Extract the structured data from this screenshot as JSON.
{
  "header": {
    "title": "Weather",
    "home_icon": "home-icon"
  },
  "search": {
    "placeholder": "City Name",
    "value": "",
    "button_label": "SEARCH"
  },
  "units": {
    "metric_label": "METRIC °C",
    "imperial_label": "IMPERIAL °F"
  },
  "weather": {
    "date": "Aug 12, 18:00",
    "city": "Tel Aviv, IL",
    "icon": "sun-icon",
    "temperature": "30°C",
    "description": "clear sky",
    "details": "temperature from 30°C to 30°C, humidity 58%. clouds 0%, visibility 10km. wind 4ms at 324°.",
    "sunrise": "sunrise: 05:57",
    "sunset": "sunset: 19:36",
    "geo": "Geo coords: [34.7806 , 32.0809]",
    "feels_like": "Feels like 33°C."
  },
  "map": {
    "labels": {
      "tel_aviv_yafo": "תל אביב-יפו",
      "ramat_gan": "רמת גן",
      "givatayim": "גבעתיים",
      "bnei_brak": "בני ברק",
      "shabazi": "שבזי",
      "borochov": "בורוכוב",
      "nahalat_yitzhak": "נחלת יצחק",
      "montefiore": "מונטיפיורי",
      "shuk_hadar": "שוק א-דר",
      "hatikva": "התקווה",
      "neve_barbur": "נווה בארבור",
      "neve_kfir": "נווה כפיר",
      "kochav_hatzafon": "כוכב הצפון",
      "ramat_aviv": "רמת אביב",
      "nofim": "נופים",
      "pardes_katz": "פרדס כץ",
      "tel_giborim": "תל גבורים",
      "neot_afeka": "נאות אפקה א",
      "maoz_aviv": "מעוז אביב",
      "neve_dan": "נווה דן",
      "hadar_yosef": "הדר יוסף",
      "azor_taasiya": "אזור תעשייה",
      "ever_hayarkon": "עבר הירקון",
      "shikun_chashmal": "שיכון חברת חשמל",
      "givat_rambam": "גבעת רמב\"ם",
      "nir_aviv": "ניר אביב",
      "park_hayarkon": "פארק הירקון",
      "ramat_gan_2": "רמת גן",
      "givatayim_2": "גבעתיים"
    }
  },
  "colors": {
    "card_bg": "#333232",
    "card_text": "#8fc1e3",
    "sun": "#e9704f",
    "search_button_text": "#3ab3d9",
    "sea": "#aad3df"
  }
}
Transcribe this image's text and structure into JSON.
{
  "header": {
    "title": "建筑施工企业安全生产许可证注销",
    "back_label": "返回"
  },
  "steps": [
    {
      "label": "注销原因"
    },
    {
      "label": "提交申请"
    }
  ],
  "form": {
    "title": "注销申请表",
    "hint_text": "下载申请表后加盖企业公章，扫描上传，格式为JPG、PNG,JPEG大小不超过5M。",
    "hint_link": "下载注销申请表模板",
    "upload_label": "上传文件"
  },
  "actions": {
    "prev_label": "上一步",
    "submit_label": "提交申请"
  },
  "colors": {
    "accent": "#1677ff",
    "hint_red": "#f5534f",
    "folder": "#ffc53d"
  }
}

#### Request
Return every line holding the word "this" from the records.

#### Result below
Extract the structured data from this screenshot as JSON.
Transcribe this image's text and structure into JSON.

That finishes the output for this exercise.